Exercise prompt → Where does the string "Volume" appear in the records? Copy every line that contains it.

Data shown →
----

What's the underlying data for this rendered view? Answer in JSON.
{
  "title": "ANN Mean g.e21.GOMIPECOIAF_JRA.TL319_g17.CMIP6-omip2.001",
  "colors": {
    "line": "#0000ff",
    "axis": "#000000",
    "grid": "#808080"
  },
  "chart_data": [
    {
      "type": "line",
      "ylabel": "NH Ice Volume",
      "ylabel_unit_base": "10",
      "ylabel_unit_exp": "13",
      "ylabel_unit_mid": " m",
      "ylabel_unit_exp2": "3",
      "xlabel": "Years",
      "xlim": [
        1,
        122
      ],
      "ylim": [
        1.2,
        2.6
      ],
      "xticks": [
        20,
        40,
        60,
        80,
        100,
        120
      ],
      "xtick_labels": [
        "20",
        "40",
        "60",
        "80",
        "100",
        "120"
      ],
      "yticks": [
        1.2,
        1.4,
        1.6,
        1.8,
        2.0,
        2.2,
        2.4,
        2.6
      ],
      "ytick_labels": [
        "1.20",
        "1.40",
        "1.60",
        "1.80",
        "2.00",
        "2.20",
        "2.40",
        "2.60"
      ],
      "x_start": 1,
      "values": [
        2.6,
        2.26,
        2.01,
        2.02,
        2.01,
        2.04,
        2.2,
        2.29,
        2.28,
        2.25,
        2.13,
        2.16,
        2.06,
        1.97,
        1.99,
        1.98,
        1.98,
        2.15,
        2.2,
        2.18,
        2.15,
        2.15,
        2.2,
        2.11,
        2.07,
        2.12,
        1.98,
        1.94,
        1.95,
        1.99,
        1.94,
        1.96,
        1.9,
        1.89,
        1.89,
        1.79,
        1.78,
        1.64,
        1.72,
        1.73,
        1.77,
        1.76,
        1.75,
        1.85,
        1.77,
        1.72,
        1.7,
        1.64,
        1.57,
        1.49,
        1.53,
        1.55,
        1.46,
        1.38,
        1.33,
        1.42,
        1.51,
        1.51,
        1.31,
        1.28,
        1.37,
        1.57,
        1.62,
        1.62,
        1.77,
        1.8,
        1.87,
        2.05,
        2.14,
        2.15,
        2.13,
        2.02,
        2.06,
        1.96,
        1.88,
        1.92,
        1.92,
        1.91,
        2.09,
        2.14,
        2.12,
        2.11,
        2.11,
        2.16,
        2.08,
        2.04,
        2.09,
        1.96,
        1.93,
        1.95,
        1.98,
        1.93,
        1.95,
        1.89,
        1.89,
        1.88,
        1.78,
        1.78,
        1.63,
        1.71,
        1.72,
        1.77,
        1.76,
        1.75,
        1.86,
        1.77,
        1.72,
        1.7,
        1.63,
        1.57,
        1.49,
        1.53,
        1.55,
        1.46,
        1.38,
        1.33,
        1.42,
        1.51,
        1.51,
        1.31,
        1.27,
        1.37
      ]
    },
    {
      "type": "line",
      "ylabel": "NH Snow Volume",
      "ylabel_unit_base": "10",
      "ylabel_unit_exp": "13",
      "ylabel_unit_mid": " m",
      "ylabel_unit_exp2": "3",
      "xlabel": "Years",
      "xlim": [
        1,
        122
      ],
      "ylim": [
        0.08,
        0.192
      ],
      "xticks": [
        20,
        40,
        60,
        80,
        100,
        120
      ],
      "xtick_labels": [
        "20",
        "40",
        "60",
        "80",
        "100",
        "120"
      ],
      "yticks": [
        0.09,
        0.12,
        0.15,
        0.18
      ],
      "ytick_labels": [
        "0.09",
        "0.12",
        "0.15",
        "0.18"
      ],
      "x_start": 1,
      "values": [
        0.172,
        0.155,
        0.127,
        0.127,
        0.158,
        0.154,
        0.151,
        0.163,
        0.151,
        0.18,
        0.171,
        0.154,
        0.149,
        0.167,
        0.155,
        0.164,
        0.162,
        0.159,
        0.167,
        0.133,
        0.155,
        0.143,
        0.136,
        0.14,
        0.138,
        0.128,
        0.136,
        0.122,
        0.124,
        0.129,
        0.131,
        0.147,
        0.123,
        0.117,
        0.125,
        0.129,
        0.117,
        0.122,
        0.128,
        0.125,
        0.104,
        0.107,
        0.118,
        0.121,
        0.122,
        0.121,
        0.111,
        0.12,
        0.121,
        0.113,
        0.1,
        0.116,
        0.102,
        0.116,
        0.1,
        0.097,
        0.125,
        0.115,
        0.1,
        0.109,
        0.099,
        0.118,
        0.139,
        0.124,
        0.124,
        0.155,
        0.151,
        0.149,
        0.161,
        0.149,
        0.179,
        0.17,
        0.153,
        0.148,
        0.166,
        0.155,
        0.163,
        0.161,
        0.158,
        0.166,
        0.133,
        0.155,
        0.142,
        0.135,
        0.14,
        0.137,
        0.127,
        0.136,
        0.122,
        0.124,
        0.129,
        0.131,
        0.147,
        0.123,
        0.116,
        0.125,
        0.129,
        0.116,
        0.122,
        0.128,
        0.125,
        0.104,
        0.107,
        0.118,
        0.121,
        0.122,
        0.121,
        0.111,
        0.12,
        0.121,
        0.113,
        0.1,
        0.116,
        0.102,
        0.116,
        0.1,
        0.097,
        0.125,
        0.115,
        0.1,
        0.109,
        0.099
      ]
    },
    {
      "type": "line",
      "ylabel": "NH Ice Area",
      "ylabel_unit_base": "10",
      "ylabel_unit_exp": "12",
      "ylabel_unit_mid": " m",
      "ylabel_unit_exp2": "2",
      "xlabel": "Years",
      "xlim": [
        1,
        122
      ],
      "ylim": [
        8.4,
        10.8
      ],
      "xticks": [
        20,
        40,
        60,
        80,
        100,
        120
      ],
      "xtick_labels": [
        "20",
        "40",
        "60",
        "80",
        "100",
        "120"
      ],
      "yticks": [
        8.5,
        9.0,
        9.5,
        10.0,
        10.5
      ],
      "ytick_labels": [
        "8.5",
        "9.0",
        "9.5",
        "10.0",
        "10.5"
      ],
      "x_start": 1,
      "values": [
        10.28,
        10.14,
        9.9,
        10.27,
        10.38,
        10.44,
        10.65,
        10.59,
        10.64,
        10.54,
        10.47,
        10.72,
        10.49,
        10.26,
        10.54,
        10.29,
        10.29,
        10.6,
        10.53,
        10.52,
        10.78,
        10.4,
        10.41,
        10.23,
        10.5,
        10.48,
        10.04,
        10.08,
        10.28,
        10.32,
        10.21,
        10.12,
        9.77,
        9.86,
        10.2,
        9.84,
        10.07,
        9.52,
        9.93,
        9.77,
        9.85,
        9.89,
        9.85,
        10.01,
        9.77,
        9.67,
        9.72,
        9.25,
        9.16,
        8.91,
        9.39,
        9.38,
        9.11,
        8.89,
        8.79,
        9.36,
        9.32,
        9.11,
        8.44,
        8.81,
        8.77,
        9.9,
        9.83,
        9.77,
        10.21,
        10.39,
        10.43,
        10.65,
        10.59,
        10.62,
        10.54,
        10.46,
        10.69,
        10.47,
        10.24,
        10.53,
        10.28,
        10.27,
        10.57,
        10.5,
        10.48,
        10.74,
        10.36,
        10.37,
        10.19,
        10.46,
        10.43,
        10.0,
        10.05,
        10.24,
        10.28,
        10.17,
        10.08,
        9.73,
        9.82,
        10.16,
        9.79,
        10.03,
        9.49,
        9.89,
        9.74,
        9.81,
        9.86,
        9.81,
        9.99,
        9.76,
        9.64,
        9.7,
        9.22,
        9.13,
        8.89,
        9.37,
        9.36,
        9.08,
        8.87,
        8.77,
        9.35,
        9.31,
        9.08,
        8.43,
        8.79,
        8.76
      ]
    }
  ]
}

----

Complete response →
      "ylabel": "NH Ice Volume",
      "ylabel": "NH Snow Volume",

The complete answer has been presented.